(Stored items)
────────
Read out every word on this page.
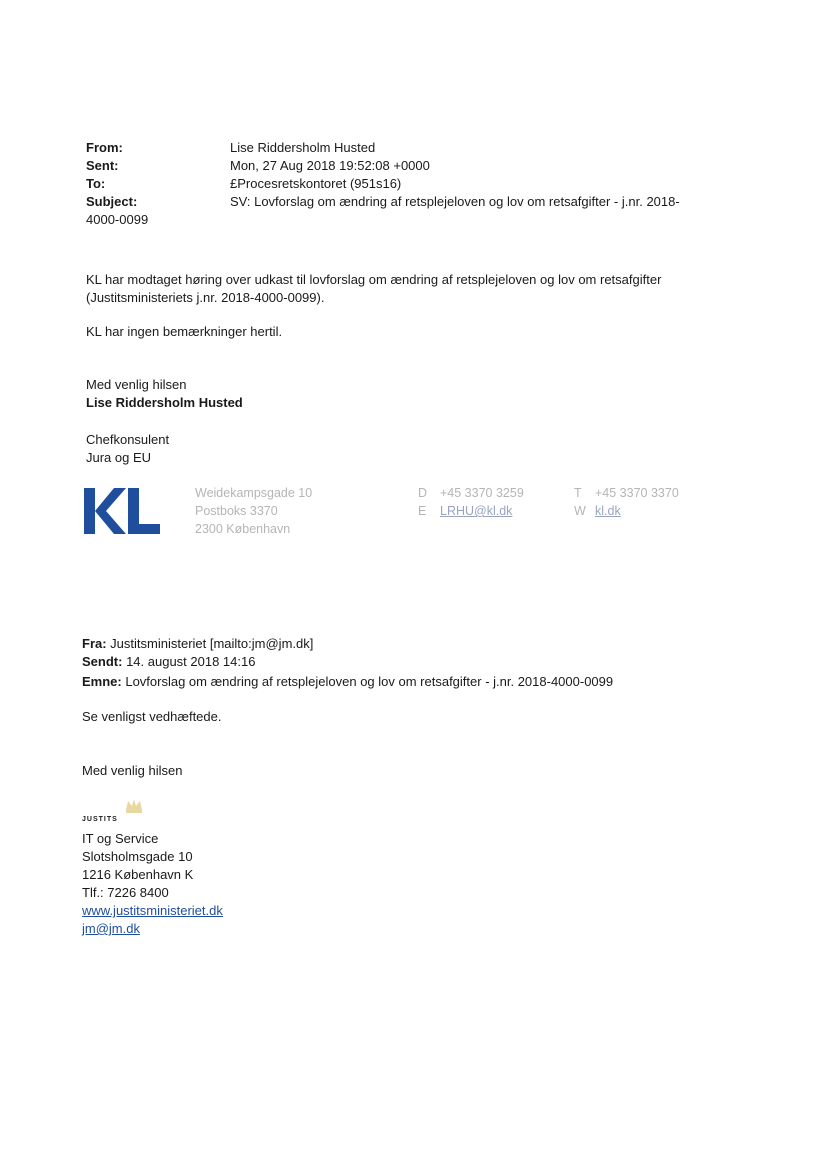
From:	Lise Riddersholm Husted
Sent:	Mon, 27 Aug 2018 19:52:08 +0000
To:	£Procesretskontoret (951s16)
Subject:	SV: Lovforslag om ændring af retsplejeloven og lov om retsafgifter - j.nr. 2018-
4000-0099
KL har modtaget høring over udkast til lovforslag om ændring af retsplejeloven og lov om retsafgifter
(Justitsministeriets j.nr. 2018-4000-0099).
KL har ingen bemærkninger hertil.
Med venlig hilsen
Lise Riddersholm Husted
Chefkonsulent
Jura og EU
Weidekampsgade 10
Postboks 3370
2300 København
D +45 3370 3259
E LRHU@kl.dk
T +45 3370 3370
W kl.dk
Fra: Justitsministeriet [mailto:jm@jm.dk]
Sendt: 14. august 2018 14:16
Emne: Lovforslag om ændring af retsplejeloven og lov om retsafgifter - j.nr. 2018-4000-0099
Se venligst vedhæftede.
Med venlig hilsen
JUSTITS
IT og Service
Slotsholmsgade 10
1216 København K
Tlf.: 7226 8400
www.justitsministeriet.dk
jm@jm.dk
────────
Working from the lines above, reproduce the material exactly and exclude its pictures.

**Written answer**
Read out every word on this page.
From:	Lise Riddersholm Husted
Sent:	Mon, 27 Aug 2018 19:52:08 +0000
To:	£Procesretskontoret (951s16)
Subject:	SV: Lovforslag om ændring af retsplejeloven og lov om retsafgifter - j.nr. 2018-
4000-0099
KL har modtaget høring over udkast til lovforslag om ændring af retsplejeloven og lov om retsafgifter
(Justitsministeriets j.nr. 2018-4000-0099).
KL har ingen bemærkninger hertil.
Med venlig hilsen
Lise Riddersholm Husted
Chefkonsulent
Jura og EU
Weidekampsgade 10
Postboks 3370
2300 København
D +45 3370 3259
E LRHU@kl.dk
T +45 3370 3370
W kl.dk
Fra: Justitsministeriet [mailto:jm@jm.dk]
Sendt: 14. august 2018 14:16
Emne: Lovforslag om ændring af retsplejeloven og lov om retsafgifter - j.nr. 2018-4000-0099
Se venligst vedhæftede.
Med venlig hilsen
JUSTITS
IT og Service
Slotsholmsgade 10
1216 København K
Tlf.: 7226 8400
www.justitsministeriet.dk
jm@jm.dk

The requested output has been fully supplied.